*PROBLEM TO WORK ON*
Write out the full listing exactly as given, minus the images.

*THE INPUT*
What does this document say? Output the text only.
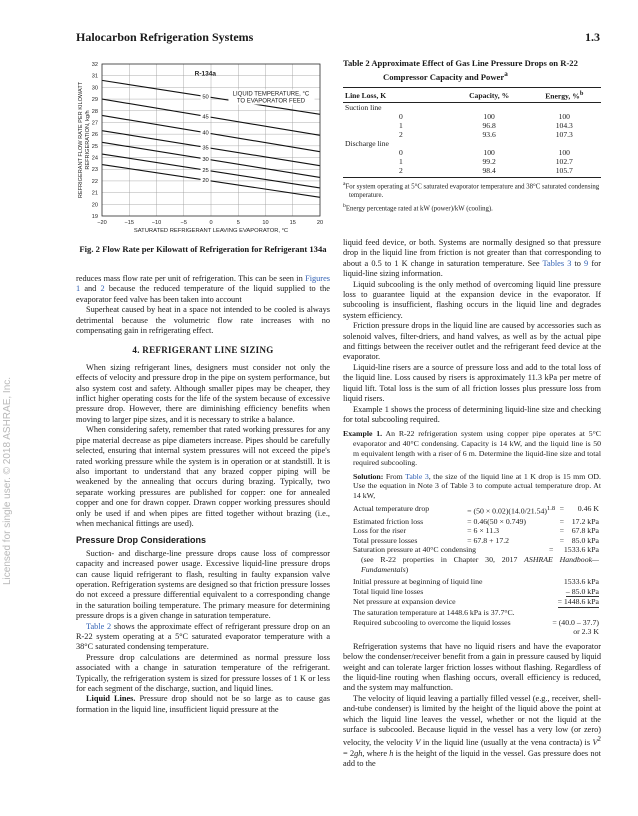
Halocarbon Refrigeration Systems	1.3
Licensed for single user. © 2018 ASHRAE, Inc.
−20	−15	−10	−5	0	5	10	15	20
19
20
21
22
23
24
25
26
27
28
29
30
31
32
50
45
40
35
30
25
20
LIQUID TEMPERATURE, °C TO EVAPORATOR FEED
R-134a
SATURATED REFRIGERANT LEAVING EVAPORATOR, °C
REFRIGERANT FLOW RATE PER KILOWATTREFRIGERATION, kg/h
Fig. 2 Flow Rate per Kilowatt of Refrigeration for Refrigerant 134a
Table 2 Approximate Effect of Gas Line Pressure Drops on R-22 Compressor Capacity and Power$^a$
Line Loss, K	Capacity, %	Energy, %$^b$
Suction line		
0	100	100
1	96.8	104.3
2	93.6	107.3
Discharge line		
0	100	100
1	99.2	102.7
2	98.4	105.7
$^a$For system operating at 5°C saturated evaporator temperature and 38°C saturated condensing temperature.
$^b$Energy percentage rated at kW (power)/kW (cooling).

reduces mass flow rate per unit of refrigeration. This can be seen in Figures 1 and 2 because the reduced temperature of the liquid supplied to the evaporator feed valve has been taken into account

Superheat caused by heat in a space not intended to be cooled is always detrimental because the volumetric flow rate increases with no compensating gain in refrigerating effect.

4. REFRIGERANT LINE SIZING

When sizing refrigerant lines, designers must consider not only the effects of velocity and pressure drop in the pipe on system performance, but also system cost and safety. Although smaller pipes may be cheaper, they inflict higher operating costs for the life of the system because of excessive pressure drop. However, there are diminishing efficiency benefits when moving to larger pipe sizes, and it is necessary to strike a balance.

When considering safety, remember that rated working pressures for any pipe material decrease as pipe diameters increase. Pipes should be carefully selected, ensuring that internal system pressures will not exceed the pipe's rated working pressure while the system is in operation or at standstill. It is also important to understand that any brazed copper piping will be weakened by the annealing that occurs during brazing. Typically, two separate working pressures are published for copper: one for annealed copper and one for drawn copper. Drawn copper working pressures should only be used if and when pipes are fitted together without brazing (i.e., when mechanical fittings are used).

Pressure Drop Considerations

Suction- and discharge-line pressure drops cause loss of compressor capacity and increased power usage. Excessive liquid-line pressure drops can cause liquid refrigerant to flash, resulting in faulty expansion valve operation. Refrigeration systems are designed so that friction pressure losses do not exceed a pressure differential equivalent to a corresponding change in the saturation boiling temperature. The primary measure for determining pressure drops is a given change in saturation temperature.

Table 2 shows the approximate effect of refrigerant pressure drop on an R-22 system operating at a 5°C saturated evaporator temperature with a 38°C saturated condensing temperature.

Pressure drop calculations are determined as normal pressure loss associated with a change in saturation temperature of the refrigerant. Typically, the refrigeration system is sized for pressure losses of 1 K or less for each segment of the discharge, suction, and liquid lines.

Liquid Lines. Pressure drop should not be so large as to cause gas formation in the liquid line, insufficient liquid pressure at the

liquid feed device, or both. Systems are normally designed so that pressure drop in the liquid line from friction is not greater than that corresponding to about a 0.5 to 1 K change in saturation temperature. See Tables 3 to 9 for liquid-line sizing information.

Liquid subcooling is the only method of overcoming liquid line pressure loss to guarantee liquid at the expansion device in the evaporator. If subcooling is insufficient, flashing occurs in the liquid line and degrades system efficiency.

Friction pressure drops in the liquid line are caused by accessories such as solenoid valves, filter-driers, and hand valves, as well as by the actual pipe and fittings between the receiver outlet and the refrigerant feed device at the evaporator.

Liquid-line risers are a source of pressure loss and add to the total loss of the liquid line. Loss caused by risers is approximately 11.3 kPa per metre of liquid lift. Total loss is the sum of all friction losses plus pressure loss from liquid risers.

Example 1 shows the process of determining liquid-line size and checking for total subcooling required.

Example 1. An R-22 refrigeration system using copper pipe operates at 5°C evaporator and 40°C condensing. Capacity is 14 kW, and the liquid line is 50 m equivalent length with a riser of 6 m. Determine the liquid-line size and total required subcooling.
Solution: From Table 3, the size of the liquid line at 1 K drop is 15 mm OD. Use the equation in Note 3 of Table 3 to compute actual temperature drop. At 14 kW,
Actual temperature drop	= $(50 \times 0.02)(14.0/21.54)^{1.8}$ =	0.46 K
Estimated friction loss	= 0.46(50 × 0.749)	= 17.2 kPa
Loss for the riser	= 6 × 11.3	= 67.8 kPa
Total pressure losses	= 67.8 + 17.2	= 85.0 kPa
Saturation pressure at 40°C condensing	=	1533.6 kPa
(see R-22 properties in Chapter 30, 2017 ASHRAE Handbook—Fundamentals)
Initial pressure at beginning of liquid line	1533.6 kPa
Total liquid line losses	– 85.0 kPa
Net pressure at expansion device	= 1448.6 kPa
The saturation temperature at 1448.6 kPa is 37.7°C.
Required subcooling to overcome the liquid losses	= (40.0 – 37.7)
or 2.3 K

Refrigeration systems that have no liquid risers and have the evaporator below the condenser/receiver benefit from a gain in pressure caused by liquid weight and can tolerate larger friction losses without flashing. Regardless of the liquid-line routing when flashing occurs, overall efficiency is reduced, and the system may malfunction.

The velocity of liquid leaving a partially filled vessel (e.g., receiver, shell-and-tube condenser) is limited by the height of the liquid above the point at which the liquid line leaves the vessel, whether or not the liquid at the surface is subcooled. Because liquid in the vessel has a very low (or zero) velocity, the velocity V in the liquid line (usually at the vena contracta) is $V^2 = 2gh$, where h is the height of the liquid in the vessel. Gas pressure does not add to the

*THE COMPLETED TASK*
What does this document say? Output the text only.
Halocarbon Refrigeration Systems	1.3
Licensed for single user. © 2018 ASHRAE, Inc.
−20	−15	−10	−5	0	5	10	15	20
19
20
21
22
23
24
25
26
27
28
29
30
31
32
50
45
40
35
30
25
20
LIQUID TEMPERATURE, °C TO EVAPORATOR FEED
R-134a
SATURATED REFRIGERANT LEAVING EVAPORATOR, °C
REFRIGERANT FLOW RATE PER KILOWATTREFRIGERATION, kg/h
Fig. 2 Flow Rate per Kilowatt of Refrigeration for Refrigerant 134a
Table 2 Approximate Effect of Gas Line Pressure Drops on R-22 Compressor Capacity and Power$^a$
Line Loss, K	Capacity, %	Energy, %$^b$
Suction line		
0	100	100
1	96.8	104.3
2	93.6	107.3
Discharge line		
0	100	100
1	99.2	102.7
2	98.4	105.7
$^a$For system operating at 5°C saturated evaporator temperature and 38°C saturated condensing temperature.
$^b$Energy percentage rated at kW (power)/kW (cooling).

reduces mass flow rate per unit of refrigeration. This can be seen in Figures 1 and 2 because the reduced temperature of the liquid supplied to the evaporator feed valve has been taken into account

Superheat caused by heat in a space not intended to be cooled is always detrimental because the volumetric flow rate increases with no compensating gain in refrigerating effect.

4. REFRIGERANT LINE SIZING

When sizing refrigerant lines, designers must consider not only the effects of velocity and pressure drop in the pipe on system performance, but also system cost and safety. Although smaller pipes may be cheaper, they inflict higher operating costs for the life of the system because of excessive pressure drop. However, there are diminishing efficiency benefits when moving to larger pipe sizes, and it is necessary to strike a balance.

When considering safety, remember that rated working pressures for any pipe material decrease as pipe diameters increase. Pipes should be carefully selected, ensuring that internal system pressures will not exceed the pipe's rated working pressure while the system is in operation or at standstill. It is also important to understand that any brazed copper piping will be weakened by the annealing that occurs during brazing. Typically, two separate working pressures are published for copper: one for annealed copper and one for drawn copper. Drawn copper working pressures should only be used if and when pipes are fitted together without brazing (i.e., when mechanical fittings are used).

Pressure Drop Considerations

Suction- and discharge-line pressure drops cause loss of compressor capacity and increased power usage. Excessive liquid-line pressure drops can cause liquid refrigerant to flash, resulting in faulty expansion valve operation. Refrigeration systems are designed so that friction pressure losses do not exceed a pressure differential equivalent to a corresponding change in the saturation boiling temperature. The primary measure for determining pressure drops is a given change in saturation temperature.

Table 2 shows the approximate effect of refrigerant pressure drop on an R-22 system operating at a 5°C saturated evaporator temperature with a 38°C saturated condensing temperature.

Pressure drop calculations are determined as normal pressure loss associated with a change in saturation temperature of the refrigerant. Typically, the refrigeration system is sized for pressure losses of 1 K or less for each segment of the discharge, suction, and liquid lines.

Liquid Lines. Pressure drop should not be so large as to cause gas formation in the liquid line, insufficient liquid pressure at the

liquid feed device, or both. Systems are normally designed so that pressure drop in the liquid line from friction is not greater than that corresponding to about a 0.5 to 1 K change in saturation temperature. See Tables 3 to 9 for liquid-line sizing information.

Liquid subcooling is the only method of overcoming liquid line pressure loss to guarantee liquid at the expansion device in the evaporator. If subcooling is insufficient, flashing occurs in the liquid line and degrades system efficiency.

Friction pressure drops in the liquid line are caused by accessories such as solenoid valves, filter-driers, and hand valves, as well as by the actual pipe and fittings between the receiver outlet and the refrigerant feed device at the evaporator.

Liquid-line risers are a source of pressure loss and add to the total loss of the liquid line. Loss caused by risers is approximately 11.3 kPa per metre of liquid lift. Total loss is the sum of all friction losses plus pressure loss from liquid risers.

Example 1 shows the process of determining liquid-line size and checking for total subcooling required.

Example 1. An R-22 refrigeration system using copper pipe operates at 5°C evaporator and 40°C condensing. Capacity is 14 kW, and the liquid line is 50 m equivalent length with a riser of 6 m. Determine the liquid-line size and total required subcooling.
Solution: From Table 3, the size of the liquid line at 1 K drop is 15 mm OD. Use the equation in Note 3 of Table 3 to compute actual temperature drop. At 14 kW,
Actual temperature drop	= $(50 \times 0.02)(14.0/21.54)^{1.8}$ =	0.46 K
Estimated friction loss	= 0.46(50 × 0.749)	= 17.2 kPa
Loss for the riser	= 6 × 11.3	= 67.8 kPa
Total pressure losses	= 67.8 + 17.2	= 85.0 kPa
Saturation pressure at 40°C condensing	=	1533.6 kPa
(see R-22 properties in Chapter 30, 2017 ASHRAE Handbook—Fundamentals)
Initial pressure at beginning of liquid line	1533.6 kPa
Total liquid line losses	– 85.0 kPa
Net pressure at expansion device	= 1448.6 kPa
The saturation temperature at 1448.6 kPa is 37.7°C.
Required subcooling to overcome the liquid losses	= (40.0 – 37.7)
or 2.3 K

Refrigeration systems that have no liquid risers and have the evaporator below the condenser/receiver benefit from a gain in pressure caused by liquid weight and can tolerate larger friction losses without flashing. Regardless of the liquid-line routing when flashing occurs, overall efficiency is reduced, and the system may malfunction.

The velocity of liquid leaving a partially filled vessel (e.g., receiver, shell-and-tube condenser) is limited by the height of the liquid above the point at which the liquid line leaves the vessel, whether or not the liquid at the surface is subcooled. Because liquid in the vessel has a very low (or zero) velocity, the velocity V in the liquid line (usually at the vena contracta) is $V^2 = 2gh$, where h is the height of the liquid in the vessel. Gas pressure does not add to the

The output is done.